Exercise brief:
Copy out each line containing "오이양파무침" from the entries below.

Collected data entries:
>> Begin
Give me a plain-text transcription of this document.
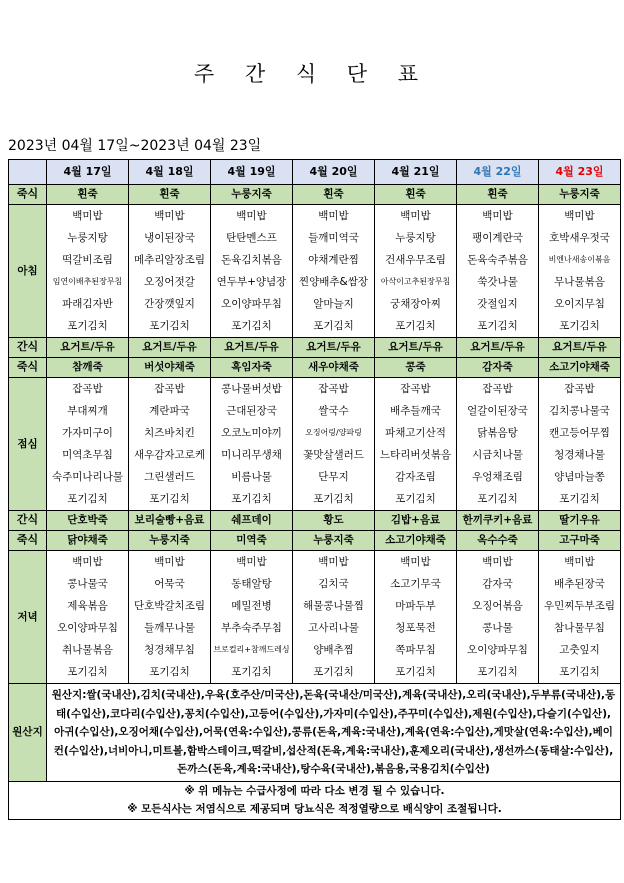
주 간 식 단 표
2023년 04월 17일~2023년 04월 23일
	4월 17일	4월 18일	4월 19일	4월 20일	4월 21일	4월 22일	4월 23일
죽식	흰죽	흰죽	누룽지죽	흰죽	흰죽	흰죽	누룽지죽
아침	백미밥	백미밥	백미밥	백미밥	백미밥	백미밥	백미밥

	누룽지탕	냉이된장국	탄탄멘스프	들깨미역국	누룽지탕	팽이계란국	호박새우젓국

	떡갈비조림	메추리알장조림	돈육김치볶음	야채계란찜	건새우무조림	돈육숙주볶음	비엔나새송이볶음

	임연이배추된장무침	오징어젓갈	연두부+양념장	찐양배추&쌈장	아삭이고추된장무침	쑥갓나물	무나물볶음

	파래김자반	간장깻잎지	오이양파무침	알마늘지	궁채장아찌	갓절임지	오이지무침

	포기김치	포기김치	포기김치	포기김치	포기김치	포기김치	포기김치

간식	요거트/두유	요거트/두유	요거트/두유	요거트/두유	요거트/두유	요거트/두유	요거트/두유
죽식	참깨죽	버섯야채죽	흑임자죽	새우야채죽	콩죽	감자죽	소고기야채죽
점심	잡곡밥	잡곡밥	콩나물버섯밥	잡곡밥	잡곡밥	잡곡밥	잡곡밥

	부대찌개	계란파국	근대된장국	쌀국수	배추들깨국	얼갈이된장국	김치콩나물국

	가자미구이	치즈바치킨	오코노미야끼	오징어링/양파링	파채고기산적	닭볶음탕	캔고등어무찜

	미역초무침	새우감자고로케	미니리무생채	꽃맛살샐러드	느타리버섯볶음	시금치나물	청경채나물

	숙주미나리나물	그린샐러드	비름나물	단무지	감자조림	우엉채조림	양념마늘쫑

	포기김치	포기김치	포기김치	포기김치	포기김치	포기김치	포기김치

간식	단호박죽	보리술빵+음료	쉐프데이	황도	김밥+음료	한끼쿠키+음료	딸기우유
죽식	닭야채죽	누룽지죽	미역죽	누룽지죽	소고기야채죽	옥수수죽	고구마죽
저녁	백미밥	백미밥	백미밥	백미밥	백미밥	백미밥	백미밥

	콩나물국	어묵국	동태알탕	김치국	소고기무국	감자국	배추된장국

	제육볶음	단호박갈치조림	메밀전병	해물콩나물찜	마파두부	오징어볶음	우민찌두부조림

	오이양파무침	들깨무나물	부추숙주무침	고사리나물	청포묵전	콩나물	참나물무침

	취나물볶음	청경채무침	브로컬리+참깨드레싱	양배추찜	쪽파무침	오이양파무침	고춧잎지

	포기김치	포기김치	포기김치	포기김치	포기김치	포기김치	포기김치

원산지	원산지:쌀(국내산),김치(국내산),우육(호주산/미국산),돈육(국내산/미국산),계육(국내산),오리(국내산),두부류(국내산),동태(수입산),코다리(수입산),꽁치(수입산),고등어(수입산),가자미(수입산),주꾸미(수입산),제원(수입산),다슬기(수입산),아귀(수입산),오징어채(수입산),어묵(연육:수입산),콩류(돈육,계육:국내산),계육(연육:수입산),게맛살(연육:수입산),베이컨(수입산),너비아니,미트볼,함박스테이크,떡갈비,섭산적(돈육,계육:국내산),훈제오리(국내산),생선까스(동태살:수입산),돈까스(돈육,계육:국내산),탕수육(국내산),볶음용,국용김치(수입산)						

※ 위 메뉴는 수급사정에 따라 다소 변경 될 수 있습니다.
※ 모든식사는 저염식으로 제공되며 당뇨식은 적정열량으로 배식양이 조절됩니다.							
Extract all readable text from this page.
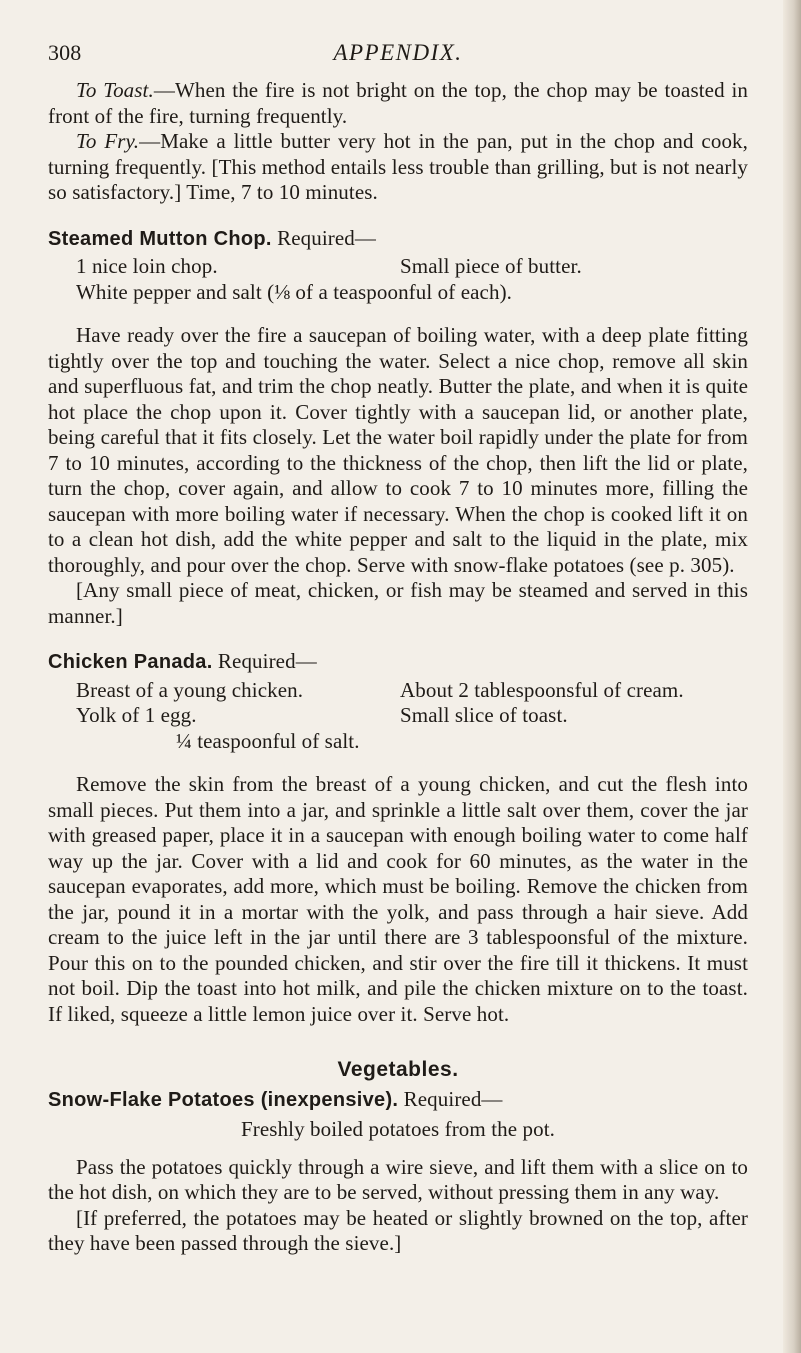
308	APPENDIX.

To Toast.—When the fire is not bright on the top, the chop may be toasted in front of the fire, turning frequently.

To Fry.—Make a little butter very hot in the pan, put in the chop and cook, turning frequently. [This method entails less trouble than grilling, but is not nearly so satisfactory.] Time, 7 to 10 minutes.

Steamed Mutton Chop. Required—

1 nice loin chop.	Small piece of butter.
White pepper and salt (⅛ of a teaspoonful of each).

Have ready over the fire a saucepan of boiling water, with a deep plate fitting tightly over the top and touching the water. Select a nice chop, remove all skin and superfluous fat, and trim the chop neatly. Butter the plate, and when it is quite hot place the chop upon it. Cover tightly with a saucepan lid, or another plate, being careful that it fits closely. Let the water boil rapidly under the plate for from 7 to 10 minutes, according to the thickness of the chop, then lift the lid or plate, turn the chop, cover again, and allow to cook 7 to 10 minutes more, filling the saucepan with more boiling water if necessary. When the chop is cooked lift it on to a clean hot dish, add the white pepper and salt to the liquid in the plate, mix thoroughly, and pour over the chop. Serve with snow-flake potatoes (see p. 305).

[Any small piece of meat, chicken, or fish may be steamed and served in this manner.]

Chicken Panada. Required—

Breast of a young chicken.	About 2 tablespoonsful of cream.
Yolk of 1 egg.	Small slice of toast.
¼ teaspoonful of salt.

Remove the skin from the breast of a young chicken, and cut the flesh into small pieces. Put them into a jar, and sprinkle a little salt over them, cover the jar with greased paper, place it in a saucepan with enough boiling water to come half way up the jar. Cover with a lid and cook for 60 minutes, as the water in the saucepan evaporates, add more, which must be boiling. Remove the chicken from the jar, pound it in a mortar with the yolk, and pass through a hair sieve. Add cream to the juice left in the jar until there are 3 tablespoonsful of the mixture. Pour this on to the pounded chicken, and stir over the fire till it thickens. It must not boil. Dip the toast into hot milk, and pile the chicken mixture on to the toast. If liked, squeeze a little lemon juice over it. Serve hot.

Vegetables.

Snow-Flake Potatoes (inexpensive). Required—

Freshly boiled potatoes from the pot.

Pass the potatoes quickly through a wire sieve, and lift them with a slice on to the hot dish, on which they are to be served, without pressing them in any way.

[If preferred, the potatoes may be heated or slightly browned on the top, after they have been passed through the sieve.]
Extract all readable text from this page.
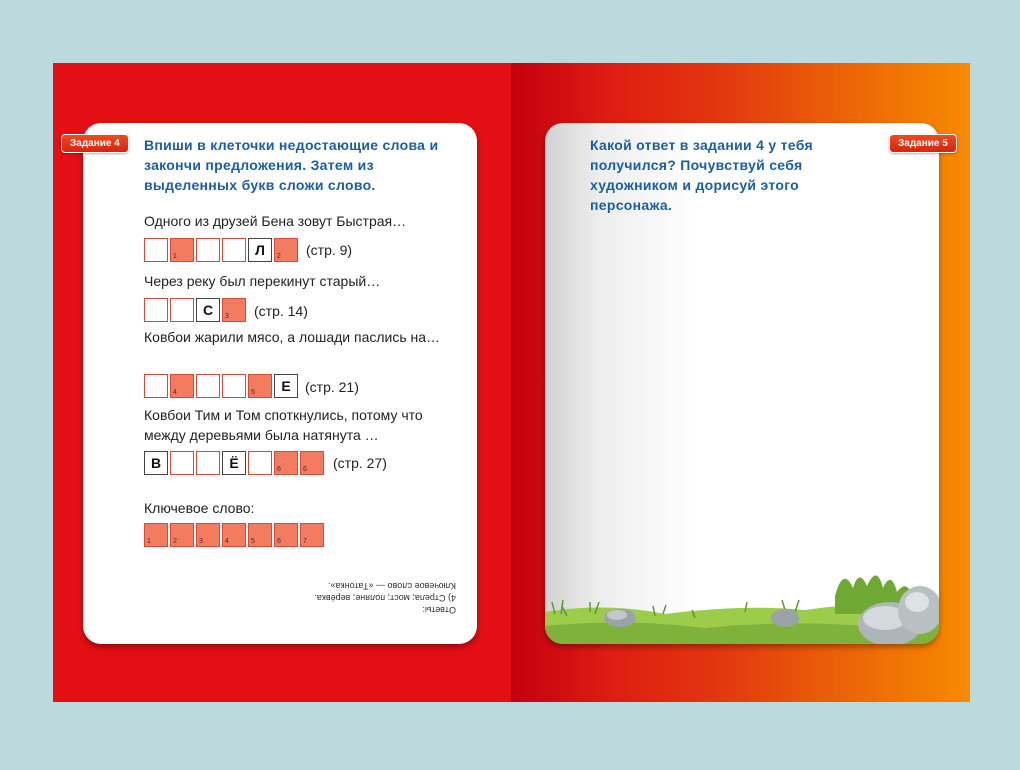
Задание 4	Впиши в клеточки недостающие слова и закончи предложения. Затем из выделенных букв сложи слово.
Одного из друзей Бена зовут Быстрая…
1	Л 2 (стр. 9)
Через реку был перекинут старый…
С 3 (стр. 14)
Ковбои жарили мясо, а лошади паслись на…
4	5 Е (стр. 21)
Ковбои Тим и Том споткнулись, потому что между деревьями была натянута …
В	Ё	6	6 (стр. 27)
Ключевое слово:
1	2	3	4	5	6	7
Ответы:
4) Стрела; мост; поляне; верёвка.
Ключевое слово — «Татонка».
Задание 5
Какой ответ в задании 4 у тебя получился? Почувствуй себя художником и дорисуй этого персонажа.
>> End
The response:
	파래김자반	간장깻잎지	오이양파무침	알마늘지	궁채장아찌	갓절임지	오이지무침
	오이양파무침	들깨무나물	부추숙주무침	고사리나물	청포묵전	콩나물	참나물무침
	취나물볶음	청경채무침	브로컬리+참깨드레싱	양배추찜	쪽파무침	오이양파무침	고춧잎지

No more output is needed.